## Set exercise
For each line below that contains the string "JSON", copy that line.

----- Supplied material -----

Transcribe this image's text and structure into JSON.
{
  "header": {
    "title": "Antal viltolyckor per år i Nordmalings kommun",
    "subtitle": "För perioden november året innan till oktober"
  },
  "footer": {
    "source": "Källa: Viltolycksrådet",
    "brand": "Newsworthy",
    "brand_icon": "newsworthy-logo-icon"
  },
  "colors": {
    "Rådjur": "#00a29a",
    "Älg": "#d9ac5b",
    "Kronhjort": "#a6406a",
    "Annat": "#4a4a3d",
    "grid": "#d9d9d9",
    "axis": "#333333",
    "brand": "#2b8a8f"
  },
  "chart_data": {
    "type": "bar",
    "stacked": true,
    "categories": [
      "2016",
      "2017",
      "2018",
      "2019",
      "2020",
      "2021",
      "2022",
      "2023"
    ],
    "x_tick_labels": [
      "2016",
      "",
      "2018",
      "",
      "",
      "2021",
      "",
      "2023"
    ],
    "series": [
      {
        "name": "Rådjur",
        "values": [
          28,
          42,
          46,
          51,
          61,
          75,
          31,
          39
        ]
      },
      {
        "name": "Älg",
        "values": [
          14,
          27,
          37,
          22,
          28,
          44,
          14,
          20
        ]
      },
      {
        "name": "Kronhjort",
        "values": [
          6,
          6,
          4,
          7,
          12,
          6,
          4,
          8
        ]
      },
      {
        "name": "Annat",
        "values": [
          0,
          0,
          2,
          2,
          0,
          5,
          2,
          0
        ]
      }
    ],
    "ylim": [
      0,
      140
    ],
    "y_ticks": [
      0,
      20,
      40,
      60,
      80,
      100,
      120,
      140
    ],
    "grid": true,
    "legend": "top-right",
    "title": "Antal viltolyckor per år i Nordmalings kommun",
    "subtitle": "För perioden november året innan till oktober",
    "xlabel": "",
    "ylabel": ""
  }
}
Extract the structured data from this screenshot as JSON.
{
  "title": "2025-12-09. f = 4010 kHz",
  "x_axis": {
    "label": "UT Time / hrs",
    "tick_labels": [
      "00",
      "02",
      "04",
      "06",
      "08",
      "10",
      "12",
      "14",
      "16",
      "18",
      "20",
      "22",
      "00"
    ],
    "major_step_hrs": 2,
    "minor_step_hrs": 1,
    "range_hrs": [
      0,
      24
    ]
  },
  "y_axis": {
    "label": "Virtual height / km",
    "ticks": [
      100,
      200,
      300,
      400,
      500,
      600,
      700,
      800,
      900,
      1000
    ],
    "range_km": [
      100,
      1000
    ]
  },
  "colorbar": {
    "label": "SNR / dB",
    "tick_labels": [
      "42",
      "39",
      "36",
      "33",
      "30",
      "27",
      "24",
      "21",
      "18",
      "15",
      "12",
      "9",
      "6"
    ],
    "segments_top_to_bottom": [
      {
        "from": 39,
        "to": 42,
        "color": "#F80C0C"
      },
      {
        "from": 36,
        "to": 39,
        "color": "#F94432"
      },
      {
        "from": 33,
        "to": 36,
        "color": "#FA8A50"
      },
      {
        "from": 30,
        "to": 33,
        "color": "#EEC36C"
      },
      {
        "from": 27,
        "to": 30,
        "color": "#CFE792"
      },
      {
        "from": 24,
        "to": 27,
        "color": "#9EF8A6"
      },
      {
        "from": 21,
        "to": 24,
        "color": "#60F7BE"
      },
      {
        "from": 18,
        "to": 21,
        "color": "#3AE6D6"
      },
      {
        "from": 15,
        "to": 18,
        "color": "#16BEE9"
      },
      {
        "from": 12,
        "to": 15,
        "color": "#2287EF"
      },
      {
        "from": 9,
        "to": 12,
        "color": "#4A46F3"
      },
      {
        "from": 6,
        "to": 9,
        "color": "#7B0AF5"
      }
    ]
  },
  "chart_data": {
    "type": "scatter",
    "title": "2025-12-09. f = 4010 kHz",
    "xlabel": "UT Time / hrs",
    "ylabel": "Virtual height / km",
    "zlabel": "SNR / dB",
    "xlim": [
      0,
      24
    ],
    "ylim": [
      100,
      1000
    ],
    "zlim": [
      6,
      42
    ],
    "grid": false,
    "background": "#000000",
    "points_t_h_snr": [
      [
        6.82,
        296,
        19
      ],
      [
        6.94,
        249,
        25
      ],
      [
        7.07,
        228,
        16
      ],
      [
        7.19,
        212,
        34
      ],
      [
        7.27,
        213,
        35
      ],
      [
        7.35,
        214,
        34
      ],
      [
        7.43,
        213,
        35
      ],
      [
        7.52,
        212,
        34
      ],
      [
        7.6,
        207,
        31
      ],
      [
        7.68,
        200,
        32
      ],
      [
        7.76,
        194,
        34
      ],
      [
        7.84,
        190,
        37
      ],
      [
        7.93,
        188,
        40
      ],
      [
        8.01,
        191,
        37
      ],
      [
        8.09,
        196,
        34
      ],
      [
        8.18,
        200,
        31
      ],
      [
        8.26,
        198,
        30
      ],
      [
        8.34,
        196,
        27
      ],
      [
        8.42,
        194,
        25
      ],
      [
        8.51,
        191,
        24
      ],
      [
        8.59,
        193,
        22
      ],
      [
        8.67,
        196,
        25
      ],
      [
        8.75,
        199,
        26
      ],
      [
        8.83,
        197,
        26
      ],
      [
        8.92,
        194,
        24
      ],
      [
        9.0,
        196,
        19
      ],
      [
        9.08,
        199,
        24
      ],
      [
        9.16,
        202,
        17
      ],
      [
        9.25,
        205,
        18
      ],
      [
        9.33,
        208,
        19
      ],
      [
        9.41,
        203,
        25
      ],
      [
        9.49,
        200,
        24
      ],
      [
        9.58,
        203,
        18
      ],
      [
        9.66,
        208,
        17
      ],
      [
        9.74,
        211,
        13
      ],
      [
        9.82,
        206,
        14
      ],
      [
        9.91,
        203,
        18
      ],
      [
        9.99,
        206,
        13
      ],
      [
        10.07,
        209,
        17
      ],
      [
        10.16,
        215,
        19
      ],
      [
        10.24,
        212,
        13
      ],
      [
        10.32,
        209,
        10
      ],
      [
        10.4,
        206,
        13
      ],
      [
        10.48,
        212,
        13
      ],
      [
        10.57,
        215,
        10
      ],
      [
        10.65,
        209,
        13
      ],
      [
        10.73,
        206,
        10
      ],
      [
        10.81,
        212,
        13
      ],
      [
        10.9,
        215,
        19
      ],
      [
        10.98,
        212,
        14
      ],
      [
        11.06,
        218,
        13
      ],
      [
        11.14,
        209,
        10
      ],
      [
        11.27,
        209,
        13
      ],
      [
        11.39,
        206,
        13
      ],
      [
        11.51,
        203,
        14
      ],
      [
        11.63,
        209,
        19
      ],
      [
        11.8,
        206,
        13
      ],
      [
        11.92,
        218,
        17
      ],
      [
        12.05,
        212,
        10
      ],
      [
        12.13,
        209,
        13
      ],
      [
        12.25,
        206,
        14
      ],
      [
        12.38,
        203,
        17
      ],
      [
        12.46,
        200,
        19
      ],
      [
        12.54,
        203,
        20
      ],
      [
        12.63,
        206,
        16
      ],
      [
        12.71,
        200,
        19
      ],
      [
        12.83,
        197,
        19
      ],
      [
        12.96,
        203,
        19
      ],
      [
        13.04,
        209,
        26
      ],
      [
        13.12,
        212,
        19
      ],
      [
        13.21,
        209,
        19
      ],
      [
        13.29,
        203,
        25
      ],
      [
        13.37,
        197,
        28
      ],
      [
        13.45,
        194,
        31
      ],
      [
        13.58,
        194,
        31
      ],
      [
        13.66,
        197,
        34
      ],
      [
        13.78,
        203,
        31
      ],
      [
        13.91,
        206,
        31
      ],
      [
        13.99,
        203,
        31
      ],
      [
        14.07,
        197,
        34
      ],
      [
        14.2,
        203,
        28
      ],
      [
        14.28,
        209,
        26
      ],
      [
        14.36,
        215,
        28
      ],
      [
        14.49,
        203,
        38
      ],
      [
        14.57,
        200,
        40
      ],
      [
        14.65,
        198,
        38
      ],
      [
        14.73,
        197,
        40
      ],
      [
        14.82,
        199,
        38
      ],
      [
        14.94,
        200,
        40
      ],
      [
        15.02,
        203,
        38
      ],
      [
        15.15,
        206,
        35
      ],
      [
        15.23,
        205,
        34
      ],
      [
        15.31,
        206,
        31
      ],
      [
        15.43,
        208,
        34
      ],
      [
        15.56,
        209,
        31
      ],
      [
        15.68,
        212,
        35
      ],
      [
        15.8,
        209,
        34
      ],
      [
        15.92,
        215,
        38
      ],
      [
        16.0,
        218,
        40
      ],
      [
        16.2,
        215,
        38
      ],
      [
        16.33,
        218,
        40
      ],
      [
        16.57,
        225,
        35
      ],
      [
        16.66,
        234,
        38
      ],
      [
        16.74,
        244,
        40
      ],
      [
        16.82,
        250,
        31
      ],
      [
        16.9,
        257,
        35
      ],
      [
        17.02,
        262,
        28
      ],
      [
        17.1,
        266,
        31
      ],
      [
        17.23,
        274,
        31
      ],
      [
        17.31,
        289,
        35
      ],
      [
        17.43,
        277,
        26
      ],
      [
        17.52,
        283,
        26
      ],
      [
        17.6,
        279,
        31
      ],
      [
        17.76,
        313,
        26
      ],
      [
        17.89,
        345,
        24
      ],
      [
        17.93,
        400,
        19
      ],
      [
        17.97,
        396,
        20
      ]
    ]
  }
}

-----

## Response below
Transcribe this image's text and structure into JSON.
Extract the structured data from this screenshot as JSON.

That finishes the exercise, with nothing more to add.